§ **Short problem**: Reproduce all the lines exactly as they stand, apart from the pictures.

## Begin Supplied entries

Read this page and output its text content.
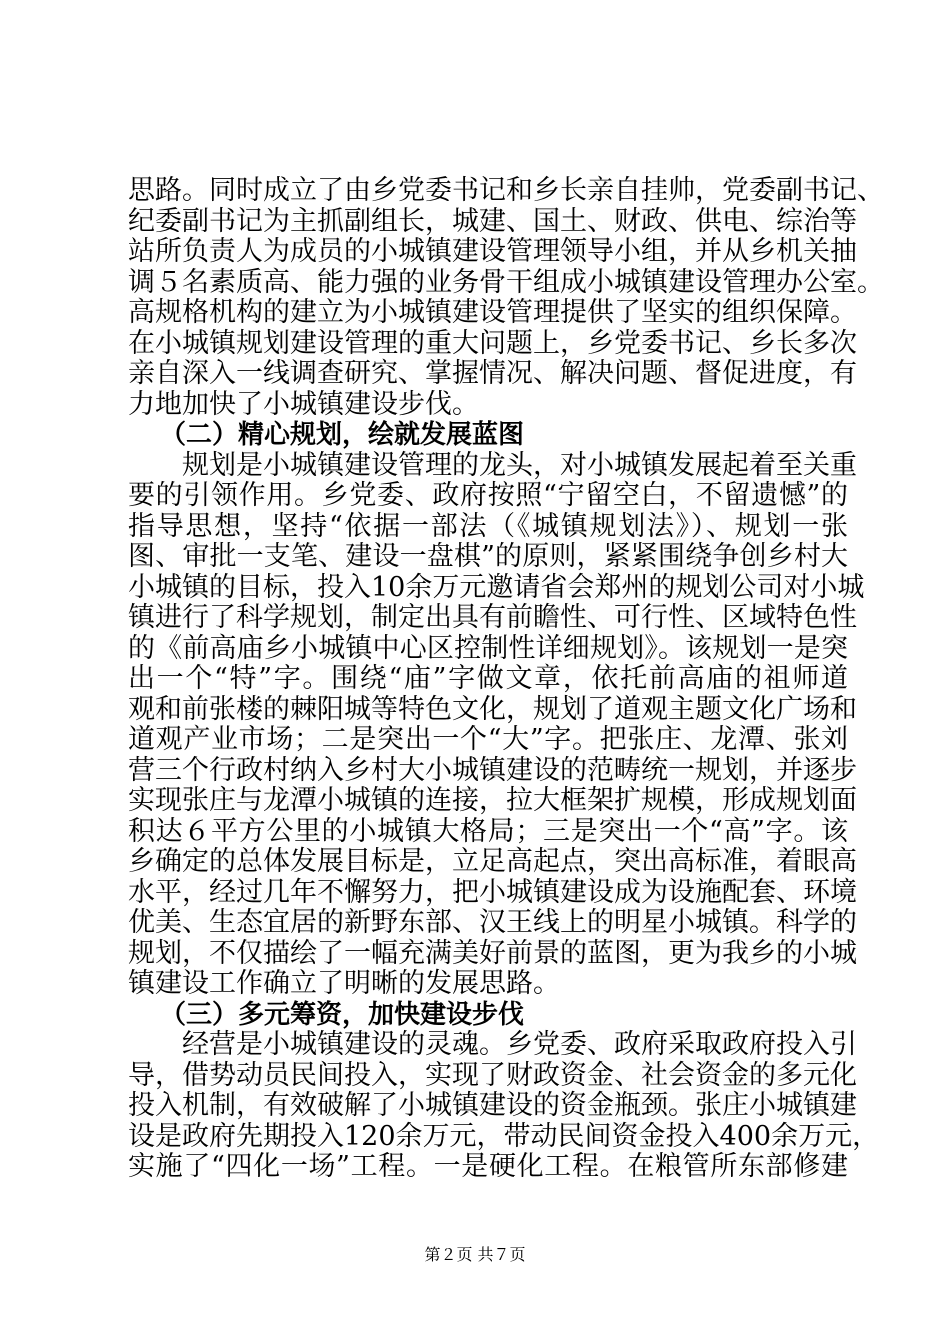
思路。同时成立了由乡党委书记和乡长亲自挂帅，党委副书记、
纪委副书记为主抓副组长，城建、国土、财政、供电、综治等
站所负责人为成员的小城镇建设管理领导小组，并从乡机关抽
调５名素质高、能力强的业务骨干组成小城镇建设管理办公室。
高规格机构的建立为小城镇建设管理提供了坚实的组织保障。
在小城镇规划建设管理的重大问题上，乡党委书记、乡长多次
亲自深入一线调查研究、掌握情况、解决问题、督促进度，有
力地加快了小城镇建设步伐。
（二）精心规划，绘就发展蓝图
规划是小城镇建设管理的龙头，对小城镇发展起着至关重
要的引领作用。乡党委、政府按照“宁留空白，不留遗憾”的
指导思想，坚持“依据一部法（《城镇规划法》）、规划一张
图、审批一支笔、建设一盘棋”的原则，紧紧围绕争创乡村大
小城镇的目标，投入10余万元邀请省会郑州的规划公司对小城
镇进行了科学规划，制定出具有前瞻性、可行性、区域特色性
的《前高庙乡小城镇中心区控制性详细规划》。该规划一是突
出一个“特”字。围绕“庙”字做文章，依托前高庙的祖师道
观和前张楼的棘阳城等特色文化，规划了道观主题文化广场和
道观产业市场；二是突出一个“大”字。把张庄、龙潭、张刘
营三个行政村纳入乡村大小城镇建设的范畴统一规划，并逐步
实现张庄与龙潭小城镇的连接，拉大框架扩规模，形成规划面
积达６平方公里的小城镇大格局；三是突出一个“高”字。该
乡确定的总体发展目标是，立足高起点，突出高标准，着眼高
水平，经过几年不懈努力，把小城镇建设成为设施配套、环境
优美、生态宜居的新野东部、汉王线上的明星小城镇。科学的
规划，不仅描绘了一幅充满美好前景的蓝图，更为我乡的小城
镇建设工作确立了明晰的发展思路。
（三）多元筹资，加快建设步伐
经营是小城镇建设的灵魂。乡党委、政府采取政府投入引
导，借势动员民间投入，实现了财政资金、社会资金的多元化
投入机制，有效破解了小城镇建设的资金瓶颈。张庄小城镇建
设是政府先期投入120余万元，带动民间资金投入400余万元，
实施了“四化一场”工程。一是硬化工程。在粮管所东部修建
第２页 共７页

## End Supplied entries

§ **Response for this exercise**:
Read this page and output its text content.
思路。同时成立了由乡党委书记和乡长亲自挂帅，党委副书记、
纪委副书记为主抓副组长，城建、国土、财政、供电、综治等
站所负责人为成员的小城镇建设管理领导小组，并从乡机关抽
调５名素质高、能力强的业务骨干组成小城镇建设管理办公室。
高规格机构的建立为小城镇建设管理提供了坚实的组织保障。
在小城镇规划建设管理的重大问题上，乡党委书记、乡长多次
亲自深入一线调查研究、掌握情况、解决问题、督促进度，有
力地加快了小城镇建设步伐。
（二）精心规划，绘就发展蓝图
规划是小城镇建设管理的龙头，对小城镇发展起着至关重
要的引领作用。乡党委、政府按照“宁留空白，不留遗憾”的
指导思想，坚持“依据一部法（《城镇规划法》）、规划一张
图、审批一支笔、建设一盘棋”的原则，紧紧围绕争创乡村大
小城镇的目标，投入10余万元邀请省会郑州的规划公司对小城
镇进行了科学规划，制定出具有前瞻性、可行性、区域特色性
的《前高庙乡小城镇中心区控制性详细规划》。该规划一是突
出一个“特”字。围绕“庙”字做文章，依托前高庙的祖师道
观和前张楼的棘阳城等特色文化，规划了道观主题文化广场和
道观产业市场；二是突出一个“大”字。把张庄、龙潭、张刘
营三个行政村纳入乡村大小城镇建设的范畴统一规划，并逐步
实现张庄与龙潭小城镇的连接，拉大框架扩规模，形成规划面
积达６平方公里的小城镇大格局；三是突出一个“高”字。该
乡确定的总体发展目标是，立足高起点，突出高标准，着眼高
水平，经过几年不懈努力，把小城镇建设成为设施配套、环境
优美、生态宜居的新野东部、汉王线上的明星小城镇。科学的
规划，不仅描绘了一幅充满美好前景的蓝图，更为我乡的小城
镇建设工作确立了明晰的发展思路。
（三）多元筹资，加快建设步伐
经营是小城镇建设的灵魂。乡党委、政府采取政府投入引
导，借势动员民间投入，实现了财政资金、社会资金的多元化
投入机制，有效破解了小城镇建设的资金瓶颈。张庄小城镇建
设是政府先期投入120余万元，带动民间资金投入400余万元，
实施了“四化一场”工程。一是硬化工程。在粮管所东部修建
第２页 共７页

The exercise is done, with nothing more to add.